### [TASK GOAL]
From the entries below, copy every line that holds the word "clicking".

---------- RECORDS FOR THIS TASK

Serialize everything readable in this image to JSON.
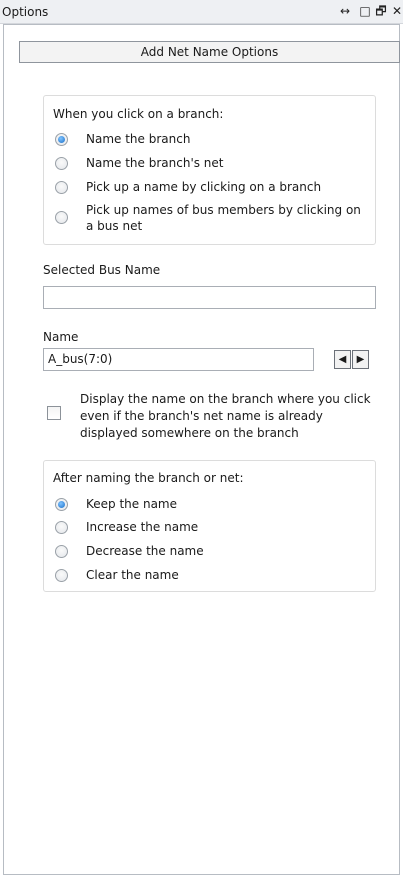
{
  "window": {
    "title": "Options",
    "controls": [
      "↔",
      "□",
      "🗗",
      "✕"
    ]
  },
  "header": {
    "button_label": "Add Net Name Options"
  },
  "branch_click": {
    "label": "When you click on a branch:",
    "options": [
      {
        "label": "Name the branch",
        "selected": true
      },
      {
        "label": "Name the branch's net",
        "selected": false
      },
      {
        "label": "Pick up a name by clicking on a branch",
        "selected": false
      },
      {
        "label_line1": "Pick up names of bus members by clicking on",
        "label_line2": "a bus net",
        "selected": false
      }
    ]
  },
  "selected_bus": {
    "label": "Selected Bus Name",
    "value": ""
  },
  "name": {
    "label": "Name",
    "value": "A_bus(7:0)",
    "prev": "◀",
    "next": "▶"
  },
  "display_option": {
    "line1": "Display the name on the branch where you click",
    "line2": "even if the branch's net name is already",
    "line3": "displayed somewhere on the branch",
    "checked": false
  },
  "after_naming": {
    "label": "After naming the branch or net:",
    "options": [
      {
        "label": "Keep the name",
        "selected": true
      },
      {
        "label": "Increase the name",
        "selected": false
      },
      {
        "label": "Decrease the name",
        "selected": false
      },
      {
        "label": "Clear the name",
        "selected": false
      }
    ]
  }
}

--------------------

### [REPLY TO THE TASK]
        "label": "Pick up a name by clicking on a branch",
        "label_line1": "Pick up names of bus members by clicking on",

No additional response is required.